## Task details
Find the lines holding "满足什么条件时" and copy them.

····················

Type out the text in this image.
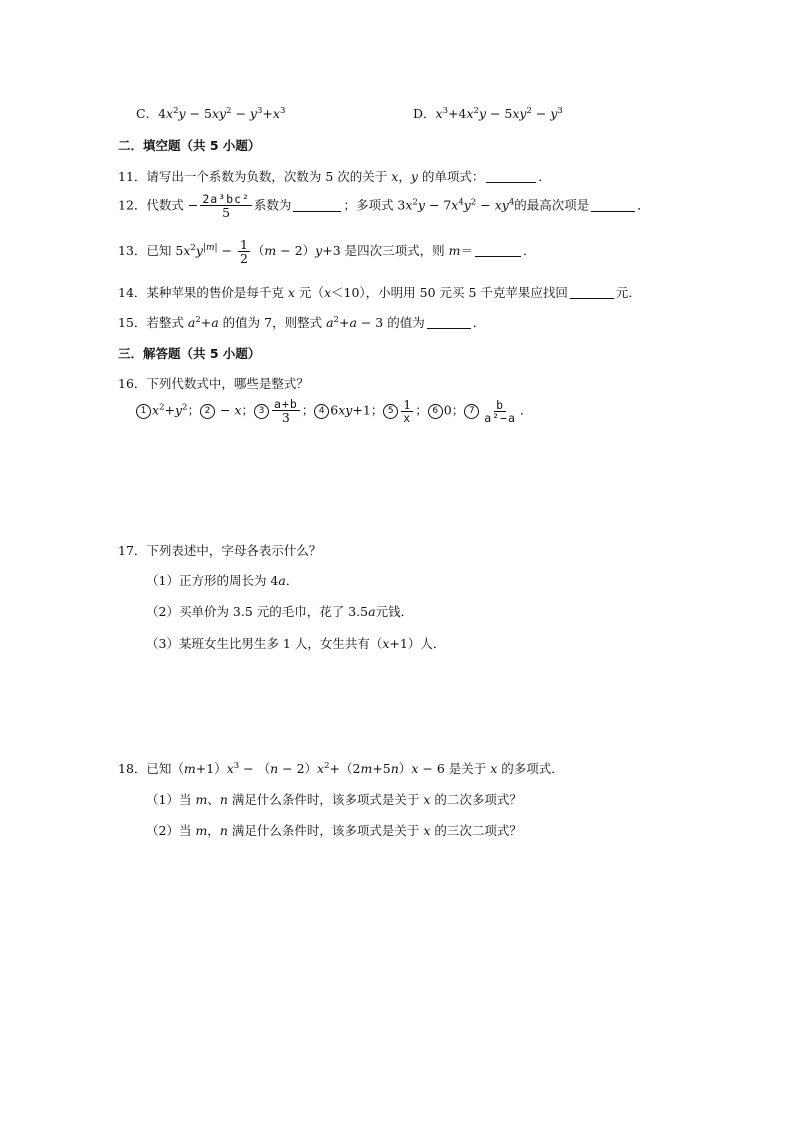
C．$4x^2y - 5xy^2 - y^3+x^3$	D．$x^3+4x^2y - 5xy^2 - y^3$
二．填空题（共 5 小题）
11．请写出一个系数为负数，次数为 5 次的关于 x，y 的单项式：	．
12．代数式 − $\frac{\text{2a³bc²}}{5}$ 系数为	；多项式 $3x^2y - 7x^4y^2 - xy^4$的最高次项是	．
13．已知 $5x^2y^{|m|} - \frac{1}{2} (m - 2)y+3$ 是四次三项式，则 m＝	．
14．某种苹果的售价是每千克 x 元（x＜10），小明用 50 元买 5 千克苹果应找回	元．
15．若整式 $a^2+a$ 的值为 7，则整式 $a^2+a - 3$ 的值为	．
三．解答题（共 5 小题）
16．下列代数式中，哪些是整式？
1 $x^2+y^2$； 2 − x； $3 \frac{a+b}{3}$ ； 4 6xy+1； $5 \frac{1}{x}$ ； 6 0； $7 \frac{b}{\text{a²−a}}$ ．
17．下列表述中，字母各表示什么？
（1）正方形的周长为 4a．
（2）买单价为 3.5 元的毛巾，花了 3.5a元钱．
（3）某班女生比男生多 1 人，女生共有（x+1）人．
18．已知$(m+1)x^3 - (n - 2)x^2+(2m+5n)x - 6$ 是关于 x 的多项式．
（1）当 m、n 满足什么条件时，该多项式是关于 x 的二次多项式？
（2）当 m，n 满足什么条件时，该多项式是关于 x 的三次二项式？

····················

## Task result
（1）当 m、n 满足什么条件时，该多项式是关于 x 的二次多项式？
（2）当 m，n 满足什么条件时，该多项式是关于 x 的三次二项式？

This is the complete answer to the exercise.